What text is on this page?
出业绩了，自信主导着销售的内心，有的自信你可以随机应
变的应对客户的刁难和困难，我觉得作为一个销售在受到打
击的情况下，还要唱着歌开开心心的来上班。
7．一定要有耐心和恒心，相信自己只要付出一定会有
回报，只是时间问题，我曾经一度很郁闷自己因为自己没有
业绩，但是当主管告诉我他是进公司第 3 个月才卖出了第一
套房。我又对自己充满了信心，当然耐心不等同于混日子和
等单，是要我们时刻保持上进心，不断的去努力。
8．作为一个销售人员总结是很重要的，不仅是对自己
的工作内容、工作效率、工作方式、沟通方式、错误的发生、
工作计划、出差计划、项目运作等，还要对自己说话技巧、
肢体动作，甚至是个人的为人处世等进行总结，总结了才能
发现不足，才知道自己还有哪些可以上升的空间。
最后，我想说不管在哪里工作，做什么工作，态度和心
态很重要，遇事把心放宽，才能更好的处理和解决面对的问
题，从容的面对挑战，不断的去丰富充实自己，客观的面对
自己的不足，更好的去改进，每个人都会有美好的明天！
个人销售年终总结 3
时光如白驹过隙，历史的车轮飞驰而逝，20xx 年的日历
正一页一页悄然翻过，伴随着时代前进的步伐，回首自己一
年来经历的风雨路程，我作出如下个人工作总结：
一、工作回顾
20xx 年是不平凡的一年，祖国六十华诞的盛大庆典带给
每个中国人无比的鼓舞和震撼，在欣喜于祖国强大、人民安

• • • • •

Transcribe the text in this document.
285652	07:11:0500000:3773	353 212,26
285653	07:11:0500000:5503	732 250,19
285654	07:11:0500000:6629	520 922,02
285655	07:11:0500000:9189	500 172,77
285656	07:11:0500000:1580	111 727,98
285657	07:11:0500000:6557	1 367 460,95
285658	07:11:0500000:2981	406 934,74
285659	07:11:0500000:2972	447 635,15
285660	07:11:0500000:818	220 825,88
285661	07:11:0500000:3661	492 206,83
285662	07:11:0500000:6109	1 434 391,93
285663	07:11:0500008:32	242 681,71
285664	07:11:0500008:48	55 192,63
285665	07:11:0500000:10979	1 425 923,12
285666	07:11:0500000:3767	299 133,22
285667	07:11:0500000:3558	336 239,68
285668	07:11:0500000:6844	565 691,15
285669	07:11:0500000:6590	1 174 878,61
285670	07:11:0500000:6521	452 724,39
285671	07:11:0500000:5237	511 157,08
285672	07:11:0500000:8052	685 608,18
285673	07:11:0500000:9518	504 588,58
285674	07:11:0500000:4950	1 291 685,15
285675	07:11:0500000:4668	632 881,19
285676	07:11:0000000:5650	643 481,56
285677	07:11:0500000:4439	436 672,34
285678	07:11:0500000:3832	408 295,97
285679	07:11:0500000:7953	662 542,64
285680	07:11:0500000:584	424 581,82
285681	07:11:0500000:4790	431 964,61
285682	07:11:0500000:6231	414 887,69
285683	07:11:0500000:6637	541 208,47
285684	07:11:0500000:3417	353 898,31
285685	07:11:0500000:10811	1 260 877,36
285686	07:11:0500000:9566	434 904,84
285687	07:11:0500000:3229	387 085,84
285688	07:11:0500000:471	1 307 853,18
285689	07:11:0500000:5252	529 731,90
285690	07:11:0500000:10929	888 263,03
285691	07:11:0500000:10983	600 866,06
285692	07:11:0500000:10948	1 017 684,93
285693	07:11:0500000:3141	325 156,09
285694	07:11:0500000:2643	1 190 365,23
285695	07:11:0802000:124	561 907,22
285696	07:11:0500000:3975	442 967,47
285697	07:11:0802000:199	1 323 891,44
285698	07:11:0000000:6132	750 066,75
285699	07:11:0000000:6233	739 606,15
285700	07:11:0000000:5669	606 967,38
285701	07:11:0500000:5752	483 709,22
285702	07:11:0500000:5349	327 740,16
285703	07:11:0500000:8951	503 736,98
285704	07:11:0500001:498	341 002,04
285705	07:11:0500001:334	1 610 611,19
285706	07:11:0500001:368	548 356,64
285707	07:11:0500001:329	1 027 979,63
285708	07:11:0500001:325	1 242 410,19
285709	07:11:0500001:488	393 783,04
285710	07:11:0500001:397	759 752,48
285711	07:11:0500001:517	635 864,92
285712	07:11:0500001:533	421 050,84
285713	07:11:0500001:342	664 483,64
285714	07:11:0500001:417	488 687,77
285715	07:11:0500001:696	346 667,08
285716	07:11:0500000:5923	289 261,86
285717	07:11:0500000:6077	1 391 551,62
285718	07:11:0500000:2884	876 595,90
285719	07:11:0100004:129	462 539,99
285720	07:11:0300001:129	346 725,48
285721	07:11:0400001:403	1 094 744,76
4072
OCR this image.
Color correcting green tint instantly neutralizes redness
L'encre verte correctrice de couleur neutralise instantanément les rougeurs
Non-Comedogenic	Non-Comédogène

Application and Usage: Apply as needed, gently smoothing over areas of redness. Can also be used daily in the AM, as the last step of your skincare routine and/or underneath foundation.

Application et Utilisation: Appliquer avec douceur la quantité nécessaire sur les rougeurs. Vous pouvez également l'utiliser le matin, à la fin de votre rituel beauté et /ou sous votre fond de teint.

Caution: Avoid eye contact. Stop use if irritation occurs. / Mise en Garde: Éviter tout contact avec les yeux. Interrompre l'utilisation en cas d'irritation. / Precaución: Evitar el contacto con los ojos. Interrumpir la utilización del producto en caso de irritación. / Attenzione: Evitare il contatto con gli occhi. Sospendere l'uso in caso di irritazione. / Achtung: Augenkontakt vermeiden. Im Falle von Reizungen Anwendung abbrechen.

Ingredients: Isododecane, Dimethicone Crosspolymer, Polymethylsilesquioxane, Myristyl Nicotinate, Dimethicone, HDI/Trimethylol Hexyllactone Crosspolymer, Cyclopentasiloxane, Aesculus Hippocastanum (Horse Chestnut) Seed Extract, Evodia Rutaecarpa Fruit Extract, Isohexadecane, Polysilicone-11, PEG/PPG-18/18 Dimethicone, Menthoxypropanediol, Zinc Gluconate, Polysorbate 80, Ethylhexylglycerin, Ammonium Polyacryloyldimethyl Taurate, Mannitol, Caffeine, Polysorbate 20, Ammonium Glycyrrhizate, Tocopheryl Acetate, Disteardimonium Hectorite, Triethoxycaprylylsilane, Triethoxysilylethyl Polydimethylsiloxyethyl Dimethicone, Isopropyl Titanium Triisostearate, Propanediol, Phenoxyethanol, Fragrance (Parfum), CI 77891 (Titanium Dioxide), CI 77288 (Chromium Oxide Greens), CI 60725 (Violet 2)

• • • • •

Each line in the listing above either holds the string "this" or does not; state how many do, giving the number only.

■ RESPONSE
3